>> BEGIN Data to use

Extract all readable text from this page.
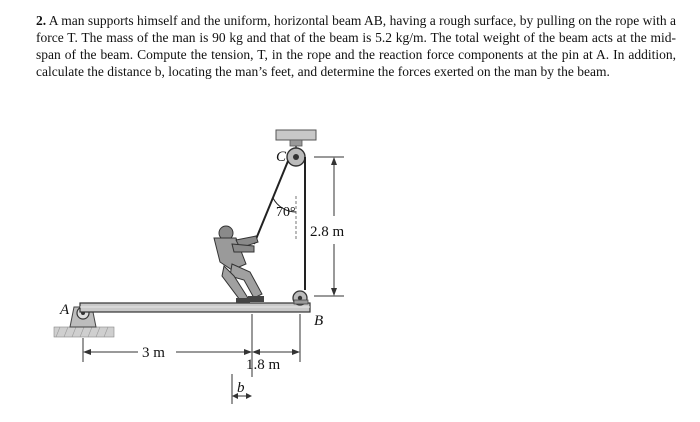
2. A man supports himself and the uniform, horizontal beam AB, having a rough surface, by pulling on the rope with a force T. The mass of the man is 90 kg and that of the beam is 5.2 kg/m. The total weight of the beam acts at the mid-span of the beam. Compute the tension, T, in the rope and the reaction force components at the pin at A. In addition, calculate the distance b, locating the man’s feet, and determine the forces exerted on the man by the beam.

A
B
C
70°
2.8 m
3 m
1.8 m
b
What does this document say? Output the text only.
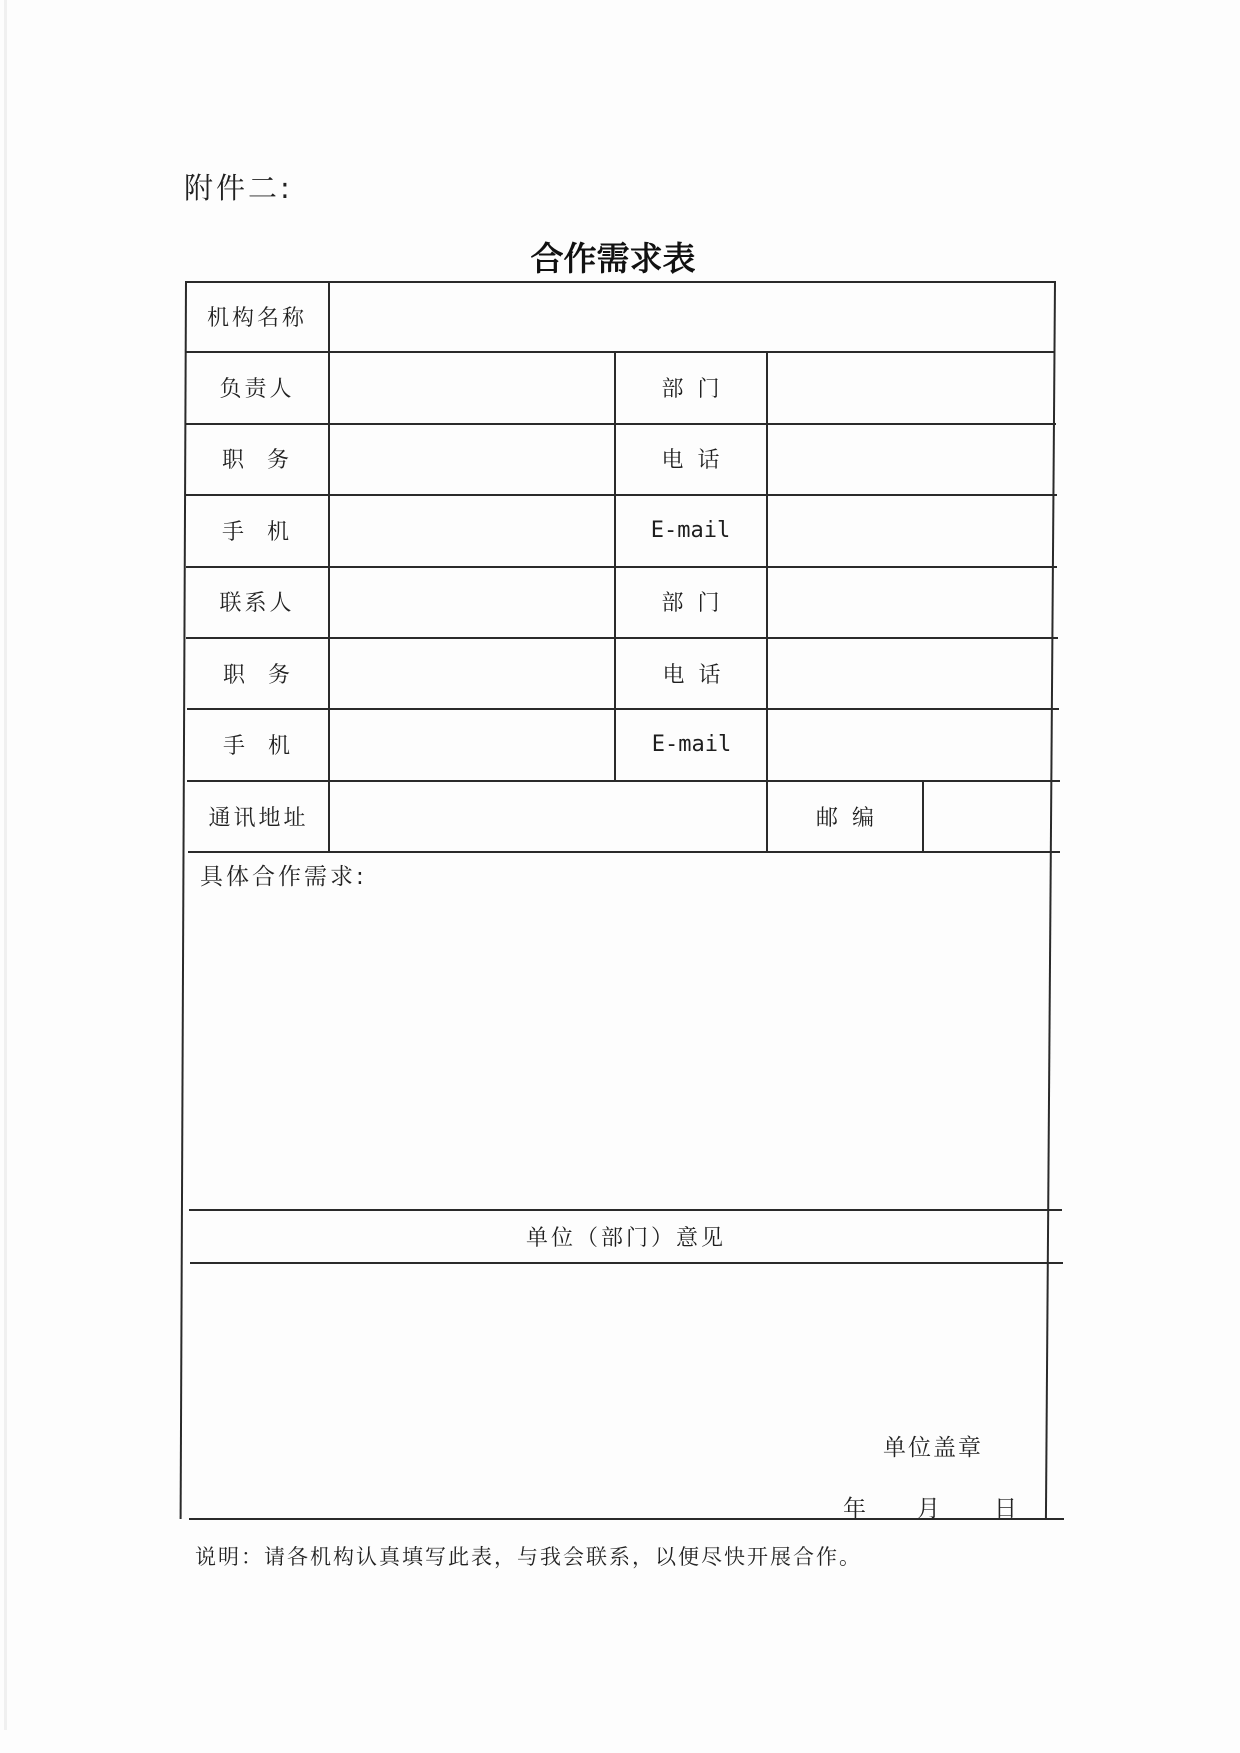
附件二:
合作需求表
机构名称
负责人	部  门
职  务	电  话
手  机	E-mail
联系人	部  门
职  务	电  话
手  机	E-mail
通讯地址	邮  编
具体合作需求:
单位（部门）意见
单位盖章
年 月 日
说明：请各机构认真填写此表，与我会联系，以便尽快开展合作。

>> END Data to use

> [Set problem]
Copy, without the pictures, exactly the lines from the line with "What does this" through the end of the material above, both ends included.

> [The answer]
What does this document say? Output the text only.
附件二:
合作需求表
机构名称
负责人	部  门
职  务	电  话
手  机	E-mail
联系人	部  门
职  务	电  话
手  机	E-mail
通讯地址	邮  编
具体合作需求:
单位（部门）意见
单位盖章
年 月 日
说明：请各机构认真填写此表，与我会联系，以便尽快开展合作。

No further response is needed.